▸ **Rows from a dataset**:
-=-=-=-=-
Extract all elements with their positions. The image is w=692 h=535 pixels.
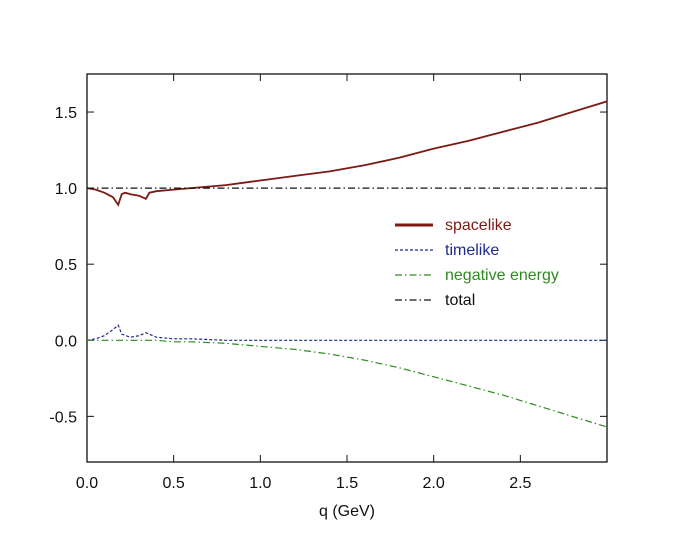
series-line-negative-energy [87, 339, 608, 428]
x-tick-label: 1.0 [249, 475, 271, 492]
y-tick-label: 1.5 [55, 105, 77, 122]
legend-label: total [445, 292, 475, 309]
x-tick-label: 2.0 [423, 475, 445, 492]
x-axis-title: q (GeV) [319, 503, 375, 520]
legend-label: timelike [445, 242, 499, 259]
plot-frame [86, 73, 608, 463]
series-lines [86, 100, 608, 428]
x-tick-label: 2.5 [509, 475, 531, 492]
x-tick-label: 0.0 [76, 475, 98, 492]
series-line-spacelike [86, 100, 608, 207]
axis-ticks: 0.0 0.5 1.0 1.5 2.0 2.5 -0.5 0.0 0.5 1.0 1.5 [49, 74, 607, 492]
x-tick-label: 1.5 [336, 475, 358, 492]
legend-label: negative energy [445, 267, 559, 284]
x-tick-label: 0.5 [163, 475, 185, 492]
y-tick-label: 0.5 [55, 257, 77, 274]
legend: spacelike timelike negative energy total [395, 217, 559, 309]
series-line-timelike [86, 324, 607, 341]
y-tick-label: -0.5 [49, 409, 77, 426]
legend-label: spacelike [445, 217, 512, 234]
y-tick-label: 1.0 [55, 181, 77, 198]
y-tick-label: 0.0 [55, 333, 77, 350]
-=-=-=-=-
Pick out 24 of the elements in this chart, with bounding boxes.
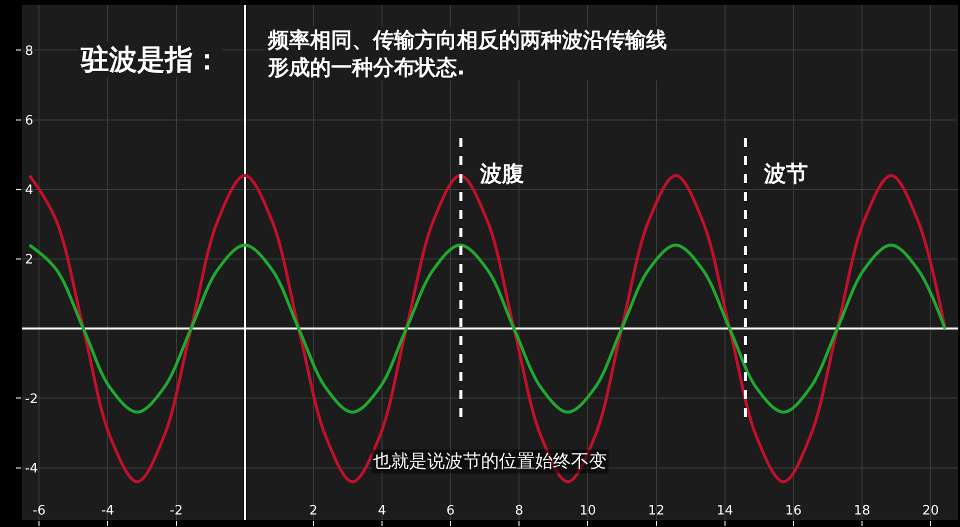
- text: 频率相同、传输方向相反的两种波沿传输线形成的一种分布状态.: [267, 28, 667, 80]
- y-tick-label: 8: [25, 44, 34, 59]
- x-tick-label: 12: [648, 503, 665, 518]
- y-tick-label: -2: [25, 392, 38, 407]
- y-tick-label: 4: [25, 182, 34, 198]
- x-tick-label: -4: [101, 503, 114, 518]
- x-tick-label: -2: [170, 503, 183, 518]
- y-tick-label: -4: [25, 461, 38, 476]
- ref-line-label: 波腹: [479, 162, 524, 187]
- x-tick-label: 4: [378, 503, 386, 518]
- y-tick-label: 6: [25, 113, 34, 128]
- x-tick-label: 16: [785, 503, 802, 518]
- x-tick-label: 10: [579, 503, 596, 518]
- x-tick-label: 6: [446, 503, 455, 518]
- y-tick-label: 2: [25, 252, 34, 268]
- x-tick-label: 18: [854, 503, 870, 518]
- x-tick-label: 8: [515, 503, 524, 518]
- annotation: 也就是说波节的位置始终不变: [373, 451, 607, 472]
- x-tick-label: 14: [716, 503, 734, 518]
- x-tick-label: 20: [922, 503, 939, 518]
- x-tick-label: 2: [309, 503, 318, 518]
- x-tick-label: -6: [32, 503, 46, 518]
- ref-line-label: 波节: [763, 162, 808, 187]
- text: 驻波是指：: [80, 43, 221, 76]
-=-=-=-=-
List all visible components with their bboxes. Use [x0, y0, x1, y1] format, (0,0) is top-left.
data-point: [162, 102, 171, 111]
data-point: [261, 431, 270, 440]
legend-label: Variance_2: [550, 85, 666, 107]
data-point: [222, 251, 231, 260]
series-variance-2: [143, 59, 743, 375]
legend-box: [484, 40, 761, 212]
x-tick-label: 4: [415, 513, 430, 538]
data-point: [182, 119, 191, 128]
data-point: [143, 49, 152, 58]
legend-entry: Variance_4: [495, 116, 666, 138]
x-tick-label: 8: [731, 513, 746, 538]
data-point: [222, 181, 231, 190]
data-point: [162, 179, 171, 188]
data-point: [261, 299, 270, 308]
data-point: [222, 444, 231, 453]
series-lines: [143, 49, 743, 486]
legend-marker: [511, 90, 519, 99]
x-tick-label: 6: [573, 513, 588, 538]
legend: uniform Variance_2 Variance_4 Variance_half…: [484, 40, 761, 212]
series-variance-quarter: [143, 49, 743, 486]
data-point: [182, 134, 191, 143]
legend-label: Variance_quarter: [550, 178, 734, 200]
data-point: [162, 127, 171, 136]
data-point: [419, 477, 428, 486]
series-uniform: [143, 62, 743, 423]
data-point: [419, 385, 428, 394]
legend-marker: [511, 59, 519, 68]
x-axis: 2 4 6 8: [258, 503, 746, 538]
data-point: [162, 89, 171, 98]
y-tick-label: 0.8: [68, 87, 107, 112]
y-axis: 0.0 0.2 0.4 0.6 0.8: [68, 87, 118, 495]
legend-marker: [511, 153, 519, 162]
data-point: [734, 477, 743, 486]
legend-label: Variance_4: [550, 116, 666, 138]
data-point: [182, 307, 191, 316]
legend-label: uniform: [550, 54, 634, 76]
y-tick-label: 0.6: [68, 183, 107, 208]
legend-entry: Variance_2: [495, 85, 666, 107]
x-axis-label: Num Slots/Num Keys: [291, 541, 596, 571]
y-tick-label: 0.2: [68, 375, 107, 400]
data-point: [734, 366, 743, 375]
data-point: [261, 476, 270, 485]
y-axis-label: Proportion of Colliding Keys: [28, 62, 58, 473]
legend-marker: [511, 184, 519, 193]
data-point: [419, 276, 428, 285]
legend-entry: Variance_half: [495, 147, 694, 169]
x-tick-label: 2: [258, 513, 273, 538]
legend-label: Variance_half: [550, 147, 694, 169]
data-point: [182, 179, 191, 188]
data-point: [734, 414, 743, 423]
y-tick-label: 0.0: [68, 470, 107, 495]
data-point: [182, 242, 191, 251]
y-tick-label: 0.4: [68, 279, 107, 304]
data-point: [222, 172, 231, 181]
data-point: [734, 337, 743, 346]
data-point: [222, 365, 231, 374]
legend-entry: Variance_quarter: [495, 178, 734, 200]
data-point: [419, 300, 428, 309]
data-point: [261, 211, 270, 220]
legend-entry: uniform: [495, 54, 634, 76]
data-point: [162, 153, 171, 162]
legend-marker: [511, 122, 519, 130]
-=-=-=-=-
▸ **PROBLEM DETAILS**: Write out the lines above word for word, starting at the line that contains "Pick out 24" and ending at the line that contains "- text: 驻波是指：: [80, 43, 221, 76]", with both of those lines included. Leave the picture out.

▸ **TASK RESULT**:
Pick out 24 of the elements in this chart, with bounding boxes.
- text: 频率相同、传输方向相反的两种波沿传输线形成的一种分布状态.: [267, 28, 667, 80]
- y-tick-label: 8: [25, 44, 34, 59]
- x-tick-label: 12: [648, 503, 665, 518]
- y-tick-label: -2: [25, 392, 38, 407]
- y-tick-label: 4: [25, 182, 34, 198]
- x-tick-label: -4: [101, 503, 114, 518]
- x-tick-label: -2: [170, 503, 183, 518]
- y-tick-label: -4: [25, 461, 38, 476]
- ref-line-label: 波腹: [479, 162, 524, 187]
- x-tick-label: 4: [378, 503, 386, 518]
- y-tick-label: 6: [25, 113, 34, 128]
- x-tick-label: 16: [785, 503, 802, 518]
- x-tick-label: 10: [579, 503, 596, 518]
- x-tick-label: 6: [446, 503, 455, 518]
- y-tick-label: 2: [25, 252, 34, 268]
- x-tick-label: 18: [854, 503, 870, 518]
- x-tick-label: 8: [515, 503, 524, 518]
- annotation: 也就是说波节的位置始终不变: [373, 451, 607, 472]
- x-tick-label: 14: [716, 503, 734, 518]
- x-tick-label: 20: [922, 503, 939, 518]
- x-tick-label: 2: [309, 503, 318, 518]
- x-tick-label: -6: [32, 503, 46, 518]
- ref-line-label: 波节: [763, 162, 808, 187]
- text: 驻波是指：: [80, 43, 221, 76]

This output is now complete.